## [Written request]
Count how many lines of the listing below contain the string "surface", treating case as significant, and give only the number.
★ ★ ★ ★ ★
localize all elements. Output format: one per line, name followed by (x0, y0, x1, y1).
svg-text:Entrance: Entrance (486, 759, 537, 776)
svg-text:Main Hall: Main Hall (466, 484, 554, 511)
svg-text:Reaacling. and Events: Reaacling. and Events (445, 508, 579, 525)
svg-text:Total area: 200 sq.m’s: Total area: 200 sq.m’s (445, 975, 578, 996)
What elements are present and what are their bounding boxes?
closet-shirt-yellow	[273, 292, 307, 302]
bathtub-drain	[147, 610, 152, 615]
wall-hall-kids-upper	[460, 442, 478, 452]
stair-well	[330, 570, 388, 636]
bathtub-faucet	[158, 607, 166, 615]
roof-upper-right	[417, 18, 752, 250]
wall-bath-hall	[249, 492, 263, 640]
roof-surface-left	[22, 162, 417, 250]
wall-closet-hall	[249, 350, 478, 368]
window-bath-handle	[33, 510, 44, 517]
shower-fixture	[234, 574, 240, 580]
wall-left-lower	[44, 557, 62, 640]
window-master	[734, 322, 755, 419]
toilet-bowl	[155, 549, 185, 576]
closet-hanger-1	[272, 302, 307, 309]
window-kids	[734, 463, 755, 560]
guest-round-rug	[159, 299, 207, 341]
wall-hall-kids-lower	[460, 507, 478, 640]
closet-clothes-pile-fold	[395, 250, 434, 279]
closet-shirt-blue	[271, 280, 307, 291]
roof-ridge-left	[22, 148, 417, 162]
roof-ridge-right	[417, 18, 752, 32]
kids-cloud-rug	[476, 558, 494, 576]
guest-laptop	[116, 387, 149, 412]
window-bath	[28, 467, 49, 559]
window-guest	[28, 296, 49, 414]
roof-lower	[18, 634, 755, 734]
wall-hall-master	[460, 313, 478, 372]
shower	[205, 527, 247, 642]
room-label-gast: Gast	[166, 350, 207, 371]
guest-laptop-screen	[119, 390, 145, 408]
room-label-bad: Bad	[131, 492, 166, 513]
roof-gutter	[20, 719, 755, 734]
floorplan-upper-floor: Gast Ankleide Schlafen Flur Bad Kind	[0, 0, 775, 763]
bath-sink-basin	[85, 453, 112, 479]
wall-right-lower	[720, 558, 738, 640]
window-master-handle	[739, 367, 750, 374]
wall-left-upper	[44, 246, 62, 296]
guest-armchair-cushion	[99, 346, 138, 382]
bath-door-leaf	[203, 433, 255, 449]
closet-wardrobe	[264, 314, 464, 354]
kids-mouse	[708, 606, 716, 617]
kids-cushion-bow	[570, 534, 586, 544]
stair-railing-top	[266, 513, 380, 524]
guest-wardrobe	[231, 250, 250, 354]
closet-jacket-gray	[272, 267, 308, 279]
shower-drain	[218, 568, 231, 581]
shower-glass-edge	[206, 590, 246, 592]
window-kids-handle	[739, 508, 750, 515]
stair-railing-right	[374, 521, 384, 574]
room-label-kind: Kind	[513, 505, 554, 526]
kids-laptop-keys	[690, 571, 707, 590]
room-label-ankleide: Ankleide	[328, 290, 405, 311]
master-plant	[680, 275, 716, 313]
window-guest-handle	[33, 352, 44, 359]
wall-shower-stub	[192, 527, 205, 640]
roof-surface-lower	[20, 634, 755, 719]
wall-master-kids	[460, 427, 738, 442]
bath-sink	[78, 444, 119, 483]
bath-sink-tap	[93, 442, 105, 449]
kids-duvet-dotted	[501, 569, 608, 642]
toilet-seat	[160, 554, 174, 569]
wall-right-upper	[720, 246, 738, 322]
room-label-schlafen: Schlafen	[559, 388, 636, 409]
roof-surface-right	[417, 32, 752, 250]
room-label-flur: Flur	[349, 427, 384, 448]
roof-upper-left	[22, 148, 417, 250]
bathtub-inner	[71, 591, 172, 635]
★ ★ ★ ★ ★
## [Exercise result]
3